**Brief**: Pick out each line of the records in which the word "obiegu" appears.

**Provided data**:
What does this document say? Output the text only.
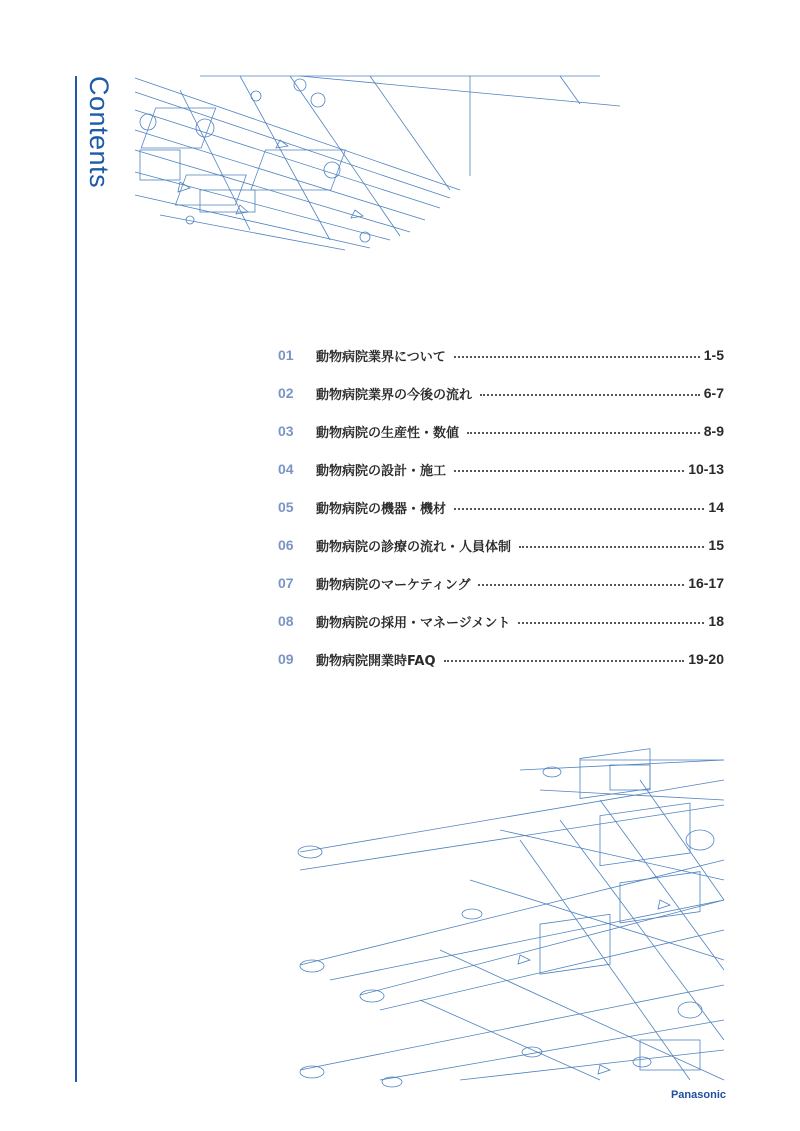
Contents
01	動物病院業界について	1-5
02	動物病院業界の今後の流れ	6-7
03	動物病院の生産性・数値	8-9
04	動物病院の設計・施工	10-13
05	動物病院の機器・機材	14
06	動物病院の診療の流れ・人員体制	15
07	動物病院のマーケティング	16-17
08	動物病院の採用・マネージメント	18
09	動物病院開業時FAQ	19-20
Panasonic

...

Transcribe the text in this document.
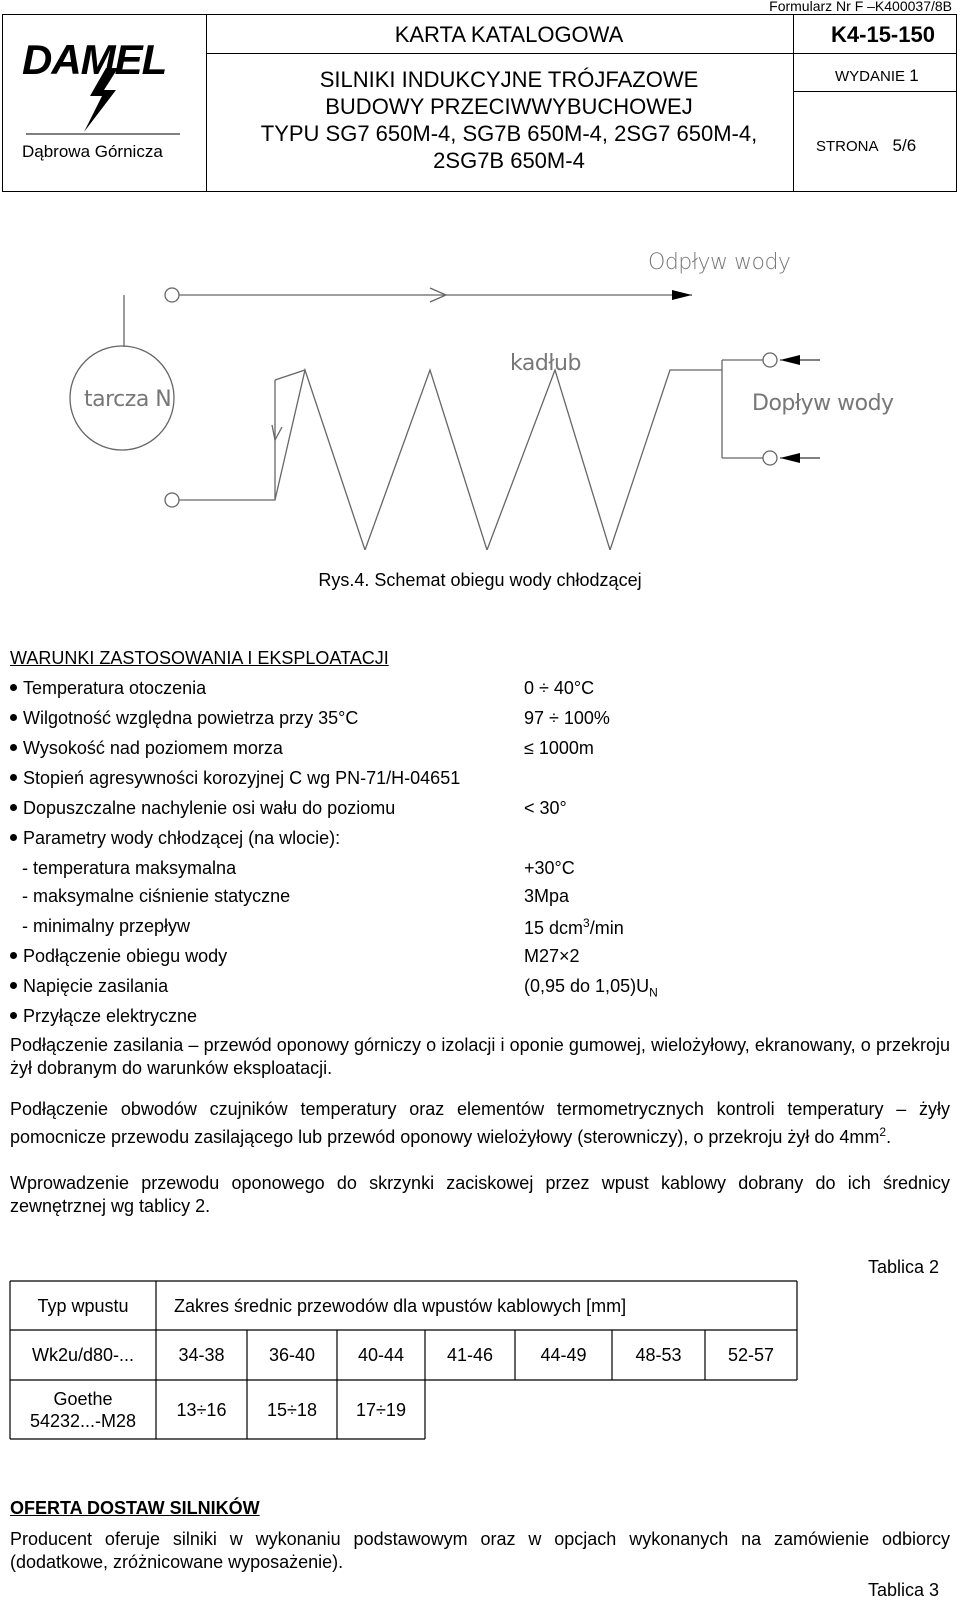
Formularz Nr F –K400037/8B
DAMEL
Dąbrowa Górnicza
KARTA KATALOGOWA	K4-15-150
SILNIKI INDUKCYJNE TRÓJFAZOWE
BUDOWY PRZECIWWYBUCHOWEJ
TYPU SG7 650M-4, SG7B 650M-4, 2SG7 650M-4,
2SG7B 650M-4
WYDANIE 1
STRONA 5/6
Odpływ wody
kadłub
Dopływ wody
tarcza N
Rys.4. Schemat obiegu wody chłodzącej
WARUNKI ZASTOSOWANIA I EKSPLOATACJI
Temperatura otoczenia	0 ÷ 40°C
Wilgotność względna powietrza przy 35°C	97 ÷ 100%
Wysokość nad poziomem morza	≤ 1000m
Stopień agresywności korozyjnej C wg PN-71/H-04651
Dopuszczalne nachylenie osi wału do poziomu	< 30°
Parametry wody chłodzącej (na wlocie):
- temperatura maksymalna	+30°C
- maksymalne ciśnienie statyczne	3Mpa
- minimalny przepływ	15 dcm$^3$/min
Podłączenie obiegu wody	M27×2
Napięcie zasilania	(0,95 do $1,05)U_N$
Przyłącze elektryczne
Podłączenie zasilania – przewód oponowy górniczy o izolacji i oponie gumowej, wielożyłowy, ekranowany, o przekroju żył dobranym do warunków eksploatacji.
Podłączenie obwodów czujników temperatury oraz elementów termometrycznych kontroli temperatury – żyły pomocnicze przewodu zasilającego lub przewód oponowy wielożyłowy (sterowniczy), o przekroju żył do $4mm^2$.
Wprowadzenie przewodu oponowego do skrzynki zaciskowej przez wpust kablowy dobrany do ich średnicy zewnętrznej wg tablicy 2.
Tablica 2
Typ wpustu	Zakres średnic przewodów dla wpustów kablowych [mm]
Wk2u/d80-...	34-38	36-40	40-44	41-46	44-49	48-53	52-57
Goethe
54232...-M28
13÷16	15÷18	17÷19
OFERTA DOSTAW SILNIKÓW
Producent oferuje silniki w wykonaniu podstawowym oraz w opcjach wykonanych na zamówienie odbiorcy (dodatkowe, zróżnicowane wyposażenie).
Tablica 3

**Answer to the task**:
Rys.4. Schemat obiegu wody chłodzącej
Podłączenie obiegu wody	M27×2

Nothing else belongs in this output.